(Records from a data source)
■ ■ ■ ■

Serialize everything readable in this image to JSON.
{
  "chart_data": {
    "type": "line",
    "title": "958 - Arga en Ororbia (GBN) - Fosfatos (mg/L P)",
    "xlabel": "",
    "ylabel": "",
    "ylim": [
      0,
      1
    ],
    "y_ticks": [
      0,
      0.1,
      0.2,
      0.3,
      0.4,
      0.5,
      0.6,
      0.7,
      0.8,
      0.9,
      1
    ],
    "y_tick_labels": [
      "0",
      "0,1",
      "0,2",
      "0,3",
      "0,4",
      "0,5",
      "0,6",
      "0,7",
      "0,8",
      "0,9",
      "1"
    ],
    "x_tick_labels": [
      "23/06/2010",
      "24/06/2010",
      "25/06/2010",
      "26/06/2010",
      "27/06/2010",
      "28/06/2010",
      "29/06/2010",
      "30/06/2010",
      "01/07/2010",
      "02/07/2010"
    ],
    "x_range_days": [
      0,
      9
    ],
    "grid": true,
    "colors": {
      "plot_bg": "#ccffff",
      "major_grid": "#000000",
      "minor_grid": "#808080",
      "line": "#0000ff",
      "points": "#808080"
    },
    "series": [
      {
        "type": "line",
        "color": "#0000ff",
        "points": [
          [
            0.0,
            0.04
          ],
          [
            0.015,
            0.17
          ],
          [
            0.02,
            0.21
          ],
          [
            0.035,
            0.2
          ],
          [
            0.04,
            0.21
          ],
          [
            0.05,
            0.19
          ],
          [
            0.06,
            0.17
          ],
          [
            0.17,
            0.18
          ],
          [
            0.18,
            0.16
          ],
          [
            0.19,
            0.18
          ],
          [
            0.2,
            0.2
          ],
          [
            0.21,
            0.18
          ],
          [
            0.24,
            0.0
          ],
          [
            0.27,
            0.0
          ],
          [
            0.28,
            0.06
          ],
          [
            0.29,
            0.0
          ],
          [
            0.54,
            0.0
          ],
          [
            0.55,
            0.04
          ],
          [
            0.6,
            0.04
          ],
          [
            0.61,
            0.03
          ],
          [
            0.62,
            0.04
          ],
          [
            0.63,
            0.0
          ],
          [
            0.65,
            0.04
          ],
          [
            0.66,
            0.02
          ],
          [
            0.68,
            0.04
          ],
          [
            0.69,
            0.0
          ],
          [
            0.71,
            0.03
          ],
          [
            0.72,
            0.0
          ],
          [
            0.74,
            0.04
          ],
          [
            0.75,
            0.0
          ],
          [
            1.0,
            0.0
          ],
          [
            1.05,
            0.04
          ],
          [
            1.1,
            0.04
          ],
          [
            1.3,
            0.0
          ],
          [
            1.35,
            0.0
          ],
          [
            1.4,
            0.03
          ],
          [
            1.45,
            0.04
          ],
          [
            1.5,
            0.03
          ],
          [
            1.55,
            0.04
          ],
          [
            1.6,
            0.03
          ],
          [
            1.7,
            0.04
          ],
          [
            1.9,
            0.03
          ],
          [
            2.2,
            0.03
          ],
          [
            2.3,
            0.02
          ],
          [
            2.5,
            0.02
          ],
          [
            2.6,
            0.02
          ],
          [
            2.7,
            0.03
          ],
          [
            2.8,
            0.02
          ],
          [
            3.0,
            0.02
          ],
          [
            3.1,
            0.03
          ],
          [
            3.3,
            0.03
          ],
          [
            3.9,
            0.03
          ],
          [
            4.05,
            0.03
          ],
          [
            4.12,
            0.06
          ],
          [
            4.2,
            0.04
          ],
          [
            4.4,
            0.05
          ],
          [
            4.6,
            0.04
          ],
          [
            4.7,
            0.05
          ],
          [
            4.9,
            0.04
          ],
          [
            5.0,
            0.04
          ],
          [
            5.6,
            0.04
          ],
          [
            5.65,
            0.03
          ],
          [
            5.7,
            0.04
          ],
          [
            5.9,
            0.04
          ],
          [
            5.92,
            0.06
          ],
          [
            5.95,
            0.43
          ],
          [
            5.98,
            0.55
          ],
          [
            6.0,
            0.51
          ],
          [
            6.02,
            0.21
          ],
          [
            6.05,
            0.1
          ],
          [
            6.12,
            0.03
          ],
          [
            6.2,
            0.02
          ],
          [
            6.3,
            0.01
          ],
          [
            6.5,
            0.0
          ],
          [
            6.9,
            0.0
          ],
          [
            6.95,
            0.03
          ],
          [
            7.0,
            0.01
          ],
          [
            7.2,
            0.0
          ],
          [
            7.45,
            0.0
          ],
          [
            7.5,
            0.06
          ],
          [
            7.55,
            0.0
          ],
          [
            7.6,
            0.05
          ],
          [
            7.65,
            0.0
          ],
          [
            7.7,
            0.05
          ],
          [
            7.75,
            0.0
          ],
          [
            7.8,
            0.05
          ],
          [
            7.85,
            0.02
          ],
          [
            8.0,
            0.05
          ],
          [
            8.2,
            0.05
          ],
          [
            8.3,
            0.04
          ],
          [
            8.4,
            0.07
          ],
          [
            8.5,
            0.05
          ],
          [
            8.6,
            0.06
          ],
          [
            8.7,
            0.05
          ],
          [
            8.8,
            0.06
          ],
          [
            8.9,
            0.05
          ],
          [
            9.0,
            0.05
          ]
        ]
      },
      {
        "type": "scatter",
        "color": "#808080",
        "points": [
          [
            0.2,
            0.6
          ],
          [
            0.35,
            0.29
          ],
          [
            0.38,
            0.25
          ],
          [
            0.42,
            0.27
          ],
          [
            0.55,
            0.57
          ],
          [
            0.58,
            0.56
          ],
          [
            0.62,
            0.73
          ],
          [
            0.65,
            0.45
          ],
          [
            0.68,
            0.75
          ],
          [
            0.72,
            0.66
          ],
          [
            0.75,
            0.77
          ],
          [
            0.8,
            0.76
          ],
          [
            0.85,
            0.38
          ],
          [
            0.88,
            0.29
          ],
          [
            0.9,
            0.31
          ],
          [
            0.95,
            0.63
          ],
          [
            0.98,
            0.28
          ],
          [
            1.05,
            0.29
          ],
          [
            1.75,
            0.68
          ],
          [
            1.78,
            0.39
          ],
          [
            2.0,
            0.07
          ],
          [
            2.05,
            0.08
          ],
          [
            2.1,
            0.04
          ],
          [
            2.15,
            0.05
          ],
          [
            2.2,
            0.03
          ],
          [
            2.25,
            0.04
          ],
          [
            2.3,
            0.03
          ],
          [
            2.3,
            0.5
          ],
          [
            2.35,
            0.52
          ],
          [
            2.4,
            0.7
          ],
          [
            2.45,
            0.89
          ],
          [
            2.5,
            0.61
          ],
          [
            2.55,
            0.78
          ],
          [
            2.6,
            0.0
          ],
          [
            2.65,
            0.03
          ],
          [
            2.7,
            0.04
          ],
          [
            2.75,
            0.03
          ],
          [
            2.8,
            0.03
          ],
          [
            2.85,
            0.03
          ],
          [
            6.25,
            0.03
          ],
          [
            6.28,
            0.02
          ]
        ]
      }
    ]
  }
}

■ ■ ■ ■

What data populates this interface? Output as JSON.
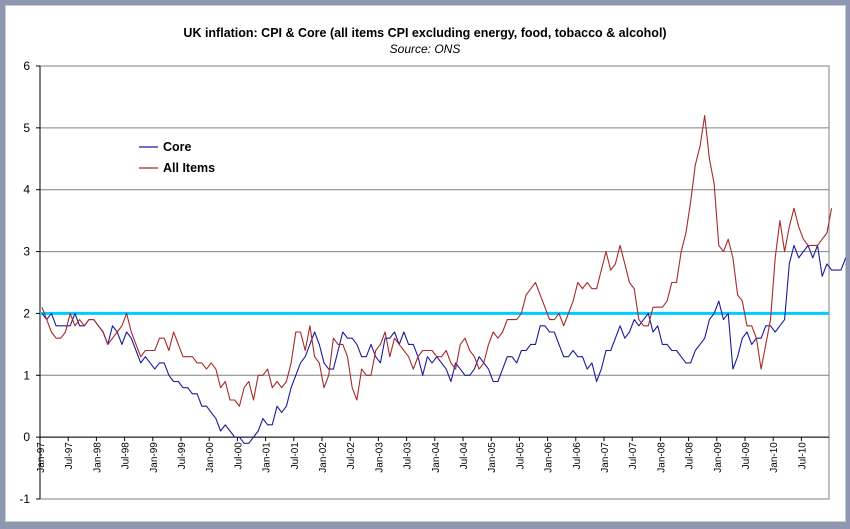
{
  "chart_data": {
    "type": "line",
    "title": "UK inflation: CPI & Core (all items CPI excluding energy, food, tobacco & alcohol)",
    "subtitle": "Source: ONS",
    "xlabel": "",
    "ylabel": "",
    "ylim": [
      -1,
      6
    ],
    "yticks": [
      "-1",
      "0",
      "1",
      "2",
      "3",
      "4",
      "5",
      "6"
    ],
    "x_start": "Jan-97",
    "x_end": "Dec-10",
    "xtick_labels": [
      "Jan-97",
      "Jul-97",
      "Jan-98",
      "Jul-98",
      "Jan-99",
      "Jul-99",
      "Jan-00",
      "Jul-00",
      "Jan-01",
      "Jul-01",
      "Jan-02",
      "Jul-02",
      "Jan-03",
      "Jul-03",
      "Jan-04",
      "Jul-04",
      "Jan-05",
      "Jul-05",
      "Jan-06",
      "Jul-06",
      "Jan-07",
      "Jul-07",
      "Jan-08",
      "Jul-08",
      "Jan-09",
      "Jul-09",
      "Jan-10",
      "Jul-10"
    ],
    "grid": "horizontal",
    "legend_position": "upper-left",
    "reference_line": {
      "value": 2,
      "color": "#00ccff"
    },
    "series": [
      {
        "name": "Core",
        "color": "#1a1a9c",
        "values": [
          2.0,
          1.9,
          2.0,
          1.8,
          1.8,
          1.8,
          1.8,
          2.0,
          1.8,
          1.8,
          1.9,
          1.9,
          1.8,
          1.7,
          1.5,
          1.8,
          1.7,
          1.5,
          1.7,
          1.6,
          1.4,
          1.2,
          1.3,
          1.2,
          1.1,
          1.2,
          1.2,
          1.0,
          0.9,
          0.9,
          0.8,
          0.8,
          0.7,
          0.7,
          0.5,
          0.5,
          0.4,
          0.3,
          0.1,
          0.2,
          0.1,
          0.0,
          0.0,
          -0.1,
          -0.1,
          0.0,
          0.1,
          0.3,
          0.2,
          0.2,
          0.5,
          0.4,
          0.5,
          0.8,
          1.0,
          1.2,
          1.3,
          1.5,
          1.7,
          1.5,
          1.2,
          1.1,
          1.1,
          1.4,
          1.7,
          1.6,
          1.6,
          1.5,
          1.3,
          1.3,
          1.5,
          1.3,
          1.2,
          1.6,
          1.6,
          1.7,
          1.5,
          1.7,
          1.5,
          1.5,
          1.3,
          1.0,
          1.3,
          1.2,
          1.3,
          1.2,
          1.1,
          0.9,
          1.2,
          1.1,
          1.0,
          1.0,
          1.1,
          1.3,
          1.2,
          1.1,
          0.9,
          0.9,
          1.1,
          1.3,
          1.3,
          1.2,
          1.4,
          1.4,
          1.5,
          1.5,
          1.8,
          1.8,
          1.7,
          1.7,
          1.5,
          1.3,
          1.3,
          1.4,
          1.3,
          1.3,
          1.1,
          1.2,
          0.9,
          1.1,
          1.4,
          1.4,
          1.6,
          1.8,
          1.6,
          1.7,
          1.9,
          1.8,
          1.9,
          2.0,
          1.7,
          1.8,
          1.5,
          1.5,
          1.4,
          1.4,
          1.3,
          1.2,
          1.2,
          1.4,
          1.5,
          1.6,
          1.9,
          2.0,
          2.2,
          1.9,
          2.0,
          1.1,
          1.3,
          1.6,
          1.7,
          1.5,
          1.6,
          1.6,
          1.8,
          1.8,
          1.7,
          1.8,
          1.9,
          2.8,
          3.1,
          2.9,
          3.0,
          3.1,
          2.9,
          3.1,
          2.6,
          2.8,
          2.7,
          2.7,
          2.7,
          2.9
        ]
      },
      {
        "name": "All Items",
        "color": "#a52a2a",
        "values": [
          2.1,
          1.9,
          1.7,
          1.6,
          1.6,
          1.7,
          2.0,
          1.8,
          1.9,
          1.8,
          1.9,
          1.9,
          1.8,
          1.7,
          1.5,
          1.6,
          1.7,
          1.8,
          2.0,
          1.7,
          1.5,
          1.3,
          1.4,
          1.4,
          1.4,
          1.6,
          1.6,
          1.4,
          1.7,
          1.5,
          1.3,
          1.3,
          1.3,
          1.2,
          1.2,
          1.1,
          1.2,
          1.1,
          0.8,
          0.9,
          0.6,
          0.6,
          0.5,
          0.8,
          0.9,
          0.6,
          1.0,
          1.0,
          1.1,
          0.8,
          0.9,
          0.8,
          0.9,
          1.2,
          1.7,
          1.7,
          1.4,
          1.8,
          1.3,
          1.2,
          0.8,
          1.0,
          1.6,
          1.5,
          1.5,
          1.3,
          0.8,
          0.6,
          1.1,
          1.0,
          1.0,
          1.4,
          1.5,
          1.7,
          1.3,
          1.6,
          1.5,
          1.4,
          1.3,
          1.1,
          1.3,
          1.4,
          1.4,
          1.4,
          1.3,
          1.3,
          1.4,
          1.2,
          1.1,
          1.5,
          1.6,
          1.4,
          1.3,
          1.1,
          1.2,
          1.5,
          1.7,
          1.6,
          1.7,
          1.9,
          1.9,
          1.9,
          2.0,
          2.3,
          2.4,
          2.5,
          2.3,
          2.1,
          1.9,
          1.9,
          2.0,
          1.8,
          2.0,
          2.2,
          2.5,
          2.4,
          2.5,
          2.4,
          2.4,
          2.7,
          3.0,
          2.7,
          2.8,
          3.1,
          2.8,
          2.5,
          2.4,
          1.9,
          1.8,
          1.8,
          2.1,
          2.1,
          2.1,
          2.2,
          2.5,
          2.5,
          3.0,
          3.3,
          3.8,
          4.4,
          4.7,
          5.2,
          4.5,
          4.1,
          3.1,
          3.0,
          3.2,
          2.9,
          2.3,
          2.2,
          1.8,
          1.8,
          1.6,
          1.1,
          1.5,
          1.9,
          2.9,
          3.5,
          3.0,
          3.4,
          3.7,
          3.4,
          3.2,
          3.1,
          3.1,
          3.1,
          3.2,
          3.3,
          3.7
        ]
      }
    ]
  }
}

■ ■ ■ ■

* **DO THIS**:
Gather up every line in the data above that contains the word "JSON", copying each one.

* **RESULT OF THE EXERCISE**:
Serialize everything readable in this image to JSON.
What data populates this interface? Output as JSON.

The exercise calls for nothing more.